- **Work to do**: Write out the material word for word, from its first line through the line that contains "y-tick-label: 0 <box>25 285 34 304</box>".
---------- Supplied data ----------
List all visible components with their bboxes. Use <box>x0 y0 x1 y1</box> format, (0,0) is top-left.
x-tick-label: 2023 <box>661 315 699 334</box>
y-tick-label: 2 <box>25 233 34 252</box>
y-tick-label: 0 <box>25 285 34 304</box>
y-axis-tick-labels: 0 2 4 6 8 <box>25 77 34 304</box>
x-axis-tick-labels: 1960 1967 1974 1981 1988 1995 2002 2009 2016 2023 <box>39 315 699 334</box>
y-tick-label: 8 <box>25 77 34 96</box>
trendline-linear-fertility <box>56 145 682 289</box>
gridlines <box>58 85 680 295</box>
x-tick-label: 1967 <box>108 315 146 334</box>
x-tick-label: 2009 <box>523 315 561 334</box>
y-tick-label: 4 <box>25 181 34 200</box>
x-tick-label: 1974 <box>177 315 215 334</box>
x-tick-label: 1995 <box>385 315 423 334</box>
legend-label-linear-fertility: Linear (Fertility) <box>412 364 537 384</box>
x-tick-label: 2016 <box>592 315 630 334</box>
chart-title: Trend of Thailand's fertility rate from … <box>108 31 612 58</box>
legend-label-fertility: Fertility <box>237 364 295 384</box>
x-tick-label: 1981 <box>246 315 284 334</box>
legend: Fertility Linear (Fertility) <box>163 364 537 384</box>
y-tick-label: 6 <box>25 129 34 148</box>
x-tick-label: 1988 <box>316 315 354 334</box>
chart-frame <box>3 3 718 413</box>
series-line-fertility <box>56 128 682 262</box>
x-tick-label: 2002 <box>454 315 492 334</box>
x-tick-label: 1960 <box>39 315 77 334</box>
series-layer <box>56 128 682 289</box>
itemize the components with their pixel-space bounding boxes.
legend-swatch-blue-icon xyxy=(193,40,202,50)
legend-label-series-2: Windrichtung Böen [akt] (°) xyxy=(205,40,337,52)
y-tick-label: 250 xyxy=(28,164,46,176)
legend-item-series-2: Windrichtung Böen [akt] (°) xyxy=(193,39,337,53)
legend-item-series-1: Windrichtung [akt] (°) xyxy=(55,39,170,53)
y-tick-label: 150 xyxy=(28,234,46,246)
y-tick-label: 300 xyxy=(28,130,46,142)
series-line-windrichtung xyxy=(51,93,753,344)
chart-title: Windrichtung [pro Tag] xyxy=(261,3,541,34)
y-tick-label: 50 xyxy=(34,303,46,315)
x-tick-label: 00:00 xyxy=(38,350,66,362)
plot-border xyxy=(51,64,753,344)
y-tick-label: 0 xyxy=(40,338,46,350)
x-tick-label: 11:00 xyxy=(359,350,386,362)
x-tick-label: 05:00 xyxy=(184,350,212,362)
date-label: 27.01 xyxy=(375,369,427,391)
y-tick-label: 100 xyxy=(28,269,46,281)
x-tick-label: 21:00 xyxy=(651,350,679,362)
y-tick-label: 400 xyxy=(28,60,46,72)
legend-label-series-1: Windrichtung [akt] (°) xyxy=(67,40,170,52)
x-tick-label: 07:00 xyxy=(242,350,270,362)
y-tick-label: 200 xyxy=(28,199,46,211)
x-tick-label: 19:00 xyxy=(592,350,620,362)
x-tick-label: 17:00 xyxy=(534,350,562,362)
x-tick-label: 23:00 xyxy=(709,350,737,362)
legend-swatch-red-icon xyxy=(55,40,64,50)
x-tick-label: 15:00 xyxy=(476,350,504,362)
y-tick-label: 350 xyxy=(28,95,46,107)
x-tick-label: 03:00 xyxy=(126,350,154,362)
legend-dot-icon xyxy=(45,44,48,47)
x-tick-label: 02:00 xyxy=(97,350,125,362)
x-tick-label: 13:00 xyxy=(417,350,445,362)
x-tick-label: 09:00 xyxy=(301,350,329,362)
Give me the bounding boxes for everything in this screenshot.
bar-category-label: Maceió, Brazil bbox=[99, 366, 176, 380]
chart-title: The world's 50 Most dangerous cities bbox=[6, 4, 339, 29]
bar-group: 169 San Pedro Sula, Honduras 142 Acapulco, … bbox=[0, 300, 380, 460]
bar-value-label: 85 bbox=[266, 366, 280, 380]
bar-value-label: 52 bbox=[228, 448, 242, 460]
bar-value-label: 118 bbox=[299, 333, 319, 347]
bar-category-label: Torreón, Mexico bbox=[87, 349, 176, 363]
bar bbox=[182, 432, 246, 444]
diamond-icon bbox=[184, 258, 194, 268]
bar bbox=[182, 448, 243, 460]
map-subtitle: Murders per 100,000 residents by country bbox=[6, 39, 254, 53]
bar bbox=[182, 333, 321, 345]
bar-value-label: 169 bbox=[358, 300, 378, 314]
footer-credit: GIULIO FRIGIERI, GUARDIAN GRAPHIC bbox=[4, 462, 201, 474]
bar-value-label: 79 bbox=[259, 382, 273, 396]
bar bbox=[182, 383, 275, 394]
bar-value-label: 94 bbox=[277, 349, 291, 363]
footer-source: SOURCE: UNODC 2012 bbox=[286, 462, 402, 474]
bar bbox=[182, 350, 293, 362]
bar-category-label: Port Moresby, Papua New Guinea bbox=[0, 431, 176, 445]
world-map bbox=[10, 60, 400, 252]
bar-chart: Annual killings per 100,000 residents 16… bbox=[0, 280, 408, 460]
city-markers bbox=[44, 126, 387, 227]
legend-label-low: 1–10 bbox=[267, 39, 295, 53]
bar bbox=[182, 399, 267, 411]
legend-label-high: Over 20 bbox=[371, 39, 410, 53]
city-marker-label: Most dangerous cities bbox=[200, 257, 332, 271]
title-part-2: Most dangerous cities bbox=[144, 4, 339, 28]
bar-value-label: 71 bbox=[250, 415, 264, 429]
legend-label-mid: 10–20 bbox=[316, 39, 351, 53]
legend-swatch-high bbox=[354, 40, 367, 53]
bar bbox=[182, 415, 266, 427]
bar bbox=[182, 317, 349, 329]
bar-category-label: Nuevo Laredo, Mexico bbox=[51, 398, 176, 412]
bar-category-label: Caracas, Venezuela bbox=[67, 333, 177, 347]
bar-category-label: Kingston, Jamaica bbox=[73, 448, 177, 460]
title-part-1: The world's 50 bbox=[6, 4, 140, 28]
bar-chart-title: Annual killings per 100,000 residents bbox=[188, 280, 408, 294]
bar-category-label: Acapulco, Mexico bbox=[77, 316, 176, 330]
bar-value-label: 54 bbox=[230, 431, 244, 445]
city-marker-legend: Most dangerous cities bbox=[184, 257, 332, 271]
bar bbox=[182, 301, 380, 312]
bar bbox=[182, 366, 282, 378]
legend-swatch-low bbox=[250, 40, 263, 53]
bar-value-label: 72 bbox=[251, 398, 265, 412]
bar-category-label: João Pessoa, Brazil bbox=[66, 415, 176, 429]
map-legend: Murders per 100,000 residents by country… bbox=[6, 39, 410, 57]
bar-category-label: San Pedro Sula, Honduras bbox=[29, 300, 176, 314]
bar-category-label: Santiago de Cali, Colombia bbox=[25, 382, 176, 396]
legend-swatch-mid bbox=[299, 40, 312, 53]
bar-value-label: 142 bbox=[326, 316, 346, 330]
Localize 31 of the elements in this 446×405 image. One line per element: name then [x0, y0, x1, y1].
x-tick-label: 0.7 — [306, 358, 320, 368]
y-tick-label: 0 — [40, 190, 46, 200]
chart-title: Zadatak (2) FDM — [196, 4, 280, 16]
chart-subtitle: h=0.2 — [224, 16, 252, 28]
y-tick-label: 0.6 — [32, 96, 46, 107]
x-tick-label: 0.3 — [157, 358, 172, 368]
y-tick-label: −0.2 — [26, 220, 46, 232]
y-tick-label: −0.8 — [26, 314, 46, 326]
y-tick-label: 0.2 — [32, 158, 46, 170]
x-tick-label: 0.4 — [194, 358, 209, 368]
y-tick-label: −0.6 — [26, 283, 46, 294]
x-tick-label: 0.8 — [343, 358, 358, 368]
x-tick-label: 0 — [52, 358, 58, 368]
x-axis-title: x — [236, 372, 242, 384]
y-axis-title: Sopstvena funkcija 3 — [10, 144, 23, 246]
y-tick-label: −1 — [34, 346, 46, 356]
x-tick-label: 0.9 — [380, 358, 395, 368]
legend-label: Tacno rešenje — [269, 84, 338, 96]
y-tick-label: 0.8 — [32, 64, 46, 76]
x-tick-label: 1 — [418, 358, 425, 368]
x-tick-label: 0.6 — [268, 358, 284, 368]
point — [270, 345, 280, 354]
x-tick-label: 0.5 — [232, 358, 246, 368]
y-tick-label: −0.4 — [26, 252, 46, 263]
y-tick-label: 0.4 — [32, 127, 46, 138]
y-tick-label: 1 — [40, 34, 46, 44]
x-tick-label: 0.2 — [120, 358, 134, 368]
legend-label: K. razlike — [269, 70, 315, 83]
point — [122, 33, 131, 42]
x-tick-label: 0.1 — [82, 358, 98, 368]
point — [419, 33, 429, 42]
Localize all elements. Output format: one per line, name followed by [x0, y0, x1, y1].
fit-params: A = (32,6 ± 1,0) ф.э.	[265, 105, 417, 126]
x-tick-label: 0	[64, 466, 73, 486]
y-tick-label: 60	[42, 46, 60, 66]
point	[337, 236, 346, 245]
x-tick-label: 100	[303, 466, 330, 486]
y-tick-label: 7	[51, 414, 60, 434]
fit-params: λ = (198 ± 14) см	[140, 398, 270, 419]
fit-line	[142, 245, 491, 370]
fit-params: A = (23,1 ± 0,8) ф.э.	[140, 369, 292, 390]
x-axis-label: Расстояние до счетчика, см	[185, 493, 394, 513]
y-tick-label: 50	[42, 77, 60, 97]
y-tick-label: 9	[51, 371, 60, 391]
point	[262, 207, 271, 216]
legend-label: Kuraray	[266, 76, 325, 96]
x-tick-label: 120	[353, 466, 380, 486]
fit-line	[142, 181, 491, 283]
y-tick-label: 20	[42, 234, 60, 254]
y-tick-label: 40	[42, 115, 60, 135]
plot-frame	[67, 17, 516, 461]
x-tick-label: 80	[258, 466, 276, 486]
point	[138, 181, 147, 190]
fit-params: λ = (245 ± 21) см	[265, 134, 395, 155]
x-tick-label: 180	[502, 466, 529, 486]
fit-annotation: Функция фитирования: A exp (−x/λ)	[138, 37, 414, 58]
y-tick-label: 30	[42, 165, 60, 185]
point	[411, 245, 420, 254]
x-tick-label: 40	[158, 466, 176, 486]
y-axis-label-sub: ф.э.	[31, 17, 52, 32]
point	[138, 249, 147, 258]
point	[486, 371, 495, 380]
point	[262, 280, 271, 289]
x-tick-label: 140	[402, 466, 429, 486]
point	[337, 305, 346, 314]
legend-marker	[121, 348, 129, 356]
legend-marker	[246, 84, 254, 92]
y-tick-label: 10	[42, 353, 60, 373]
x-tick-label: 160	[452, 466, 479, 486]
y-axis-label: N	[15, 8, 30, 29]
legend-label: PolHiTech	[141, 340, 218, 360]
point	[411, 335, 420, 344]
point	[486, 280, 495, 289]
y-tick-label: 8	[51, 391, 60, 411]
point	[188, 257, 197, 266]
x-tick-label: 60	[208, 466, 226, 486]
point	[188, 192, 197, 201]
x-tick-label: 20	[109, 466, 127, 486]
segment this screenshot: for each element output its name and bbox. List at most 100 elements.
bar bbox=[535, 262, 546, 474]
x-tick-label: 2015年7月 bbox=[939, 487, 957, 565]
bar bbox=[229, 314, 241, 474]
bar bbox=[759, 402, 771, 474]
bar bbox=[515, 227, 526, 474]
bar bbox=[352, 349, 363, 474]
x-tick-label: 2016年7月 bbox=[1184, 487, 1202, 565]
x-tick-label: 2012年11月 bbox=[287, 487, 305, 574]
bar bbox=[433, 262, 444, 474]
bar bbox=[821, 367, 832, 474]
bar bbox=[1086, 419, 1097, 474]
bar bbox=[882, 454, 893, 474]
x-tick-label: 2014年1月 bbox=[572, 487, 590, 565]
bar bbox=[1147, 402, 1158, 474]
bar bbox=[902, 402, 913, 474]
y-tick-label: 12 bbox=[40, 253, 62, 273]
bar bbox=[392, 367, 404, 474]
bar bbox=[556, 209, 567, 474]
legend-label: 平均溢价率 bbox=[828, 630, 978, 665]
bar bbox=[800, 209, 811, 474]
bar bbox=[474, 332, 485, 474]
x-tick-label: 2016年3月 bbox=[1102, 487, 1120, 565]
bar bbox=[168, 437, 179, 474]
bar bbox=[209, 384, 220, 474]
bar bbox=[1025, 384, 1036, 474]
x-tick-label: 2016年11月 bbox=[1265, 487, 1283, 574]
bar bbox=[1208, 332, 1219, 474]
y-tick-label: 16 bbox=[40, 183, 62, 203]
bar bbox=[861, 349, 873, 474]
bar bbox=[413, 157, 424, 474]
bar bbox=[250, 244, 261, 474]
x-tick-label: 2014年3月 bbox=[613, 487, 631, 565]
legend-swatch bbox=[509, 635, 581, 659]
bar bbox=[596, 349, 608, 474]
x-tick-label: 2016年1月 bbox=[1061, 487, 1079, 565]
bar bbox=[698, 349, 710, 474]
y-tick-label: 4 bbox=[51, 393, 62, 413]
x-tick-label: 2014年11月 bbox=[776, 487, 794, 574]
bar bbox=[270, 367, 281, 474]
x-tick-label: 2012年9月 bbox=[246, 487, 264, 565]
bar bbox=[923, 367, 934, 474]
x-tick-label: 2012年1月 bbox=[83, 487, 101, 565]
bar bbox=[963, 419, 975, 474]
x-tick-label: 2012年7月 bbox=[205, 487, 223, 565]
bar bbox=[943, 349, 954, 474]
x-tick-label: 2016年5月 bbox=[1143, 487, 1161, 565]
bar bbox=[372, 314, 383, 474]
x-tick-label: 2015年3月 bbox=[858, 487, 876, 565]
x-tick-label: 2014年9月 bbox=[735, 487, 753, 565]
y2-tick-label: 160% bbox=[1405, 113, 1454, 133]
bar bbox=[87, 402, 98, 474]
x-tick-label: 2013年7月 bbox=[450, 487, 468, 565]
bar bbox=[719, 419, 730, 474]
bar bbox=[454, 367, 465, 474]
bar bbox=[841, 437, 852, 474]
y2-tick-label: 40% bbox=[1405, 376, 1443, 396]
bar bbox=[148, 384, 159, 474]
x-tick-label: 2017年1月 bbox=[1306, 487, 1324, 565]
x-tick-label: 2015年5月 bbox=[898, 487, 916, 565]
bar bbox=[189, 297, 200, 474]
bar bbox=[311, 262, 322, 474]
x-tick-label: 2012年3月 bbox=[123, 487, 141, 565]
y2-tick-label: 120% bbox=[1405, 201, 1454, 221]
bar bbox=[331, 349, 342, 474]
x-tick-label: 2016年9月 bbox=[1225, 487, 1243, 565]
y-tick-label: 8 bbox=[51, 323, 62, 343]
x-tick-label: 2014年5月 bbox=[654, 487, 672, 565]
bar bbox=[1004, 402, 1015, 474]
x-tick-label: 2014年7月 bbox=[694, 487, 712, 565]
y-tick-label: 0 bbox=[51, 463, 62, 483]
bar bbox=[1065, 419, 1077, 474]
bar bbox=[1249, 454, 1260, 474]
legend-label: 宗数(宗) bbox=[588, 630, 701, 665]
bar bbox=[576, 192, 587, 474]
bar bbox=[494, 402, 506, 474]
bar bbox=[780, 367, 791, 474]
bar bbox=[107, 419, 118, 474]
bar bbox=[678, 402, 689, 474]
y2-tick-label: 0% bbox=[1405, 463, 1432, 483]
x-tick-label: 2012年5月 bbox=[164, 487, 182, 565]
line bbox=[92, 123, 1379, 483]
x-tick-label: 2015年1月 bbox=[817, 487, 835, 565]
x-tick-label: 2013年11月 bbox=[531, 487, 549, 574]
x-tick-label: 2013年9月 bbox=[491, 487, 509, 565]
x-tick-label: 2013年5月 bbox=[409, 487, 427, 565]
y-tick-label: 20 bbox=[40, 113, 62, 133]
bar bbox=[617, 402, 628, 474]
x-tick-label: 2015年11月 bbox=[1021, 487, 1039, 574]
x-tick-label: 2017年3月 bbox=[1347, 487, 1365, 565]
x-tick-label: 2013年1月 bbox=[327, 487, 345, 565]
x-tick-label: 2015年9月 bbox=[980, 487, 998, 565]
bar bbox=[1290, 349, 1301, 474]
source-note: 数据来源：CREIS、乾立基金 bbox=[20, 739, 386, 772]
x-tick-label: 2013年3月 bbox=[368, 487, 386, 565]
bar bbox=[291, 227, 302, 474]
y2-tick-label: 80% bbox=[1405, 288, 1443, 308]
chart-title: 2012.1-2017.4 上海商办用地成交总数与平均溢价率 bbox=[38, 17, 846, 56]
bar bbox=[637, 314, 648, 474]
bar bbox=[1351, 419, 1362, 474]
----------
- **Result below**:
List all visible components with their bboxes. Use <box>x0 y0 x1 y1</box> format, (0,0) is top-left.
x-tick-label: 2023 <box>661 315 699 334</box>
y-tick-label: 2 <box>25 233 34 252</box>
y-tick-label: 0 <box>25 285 34 304</box>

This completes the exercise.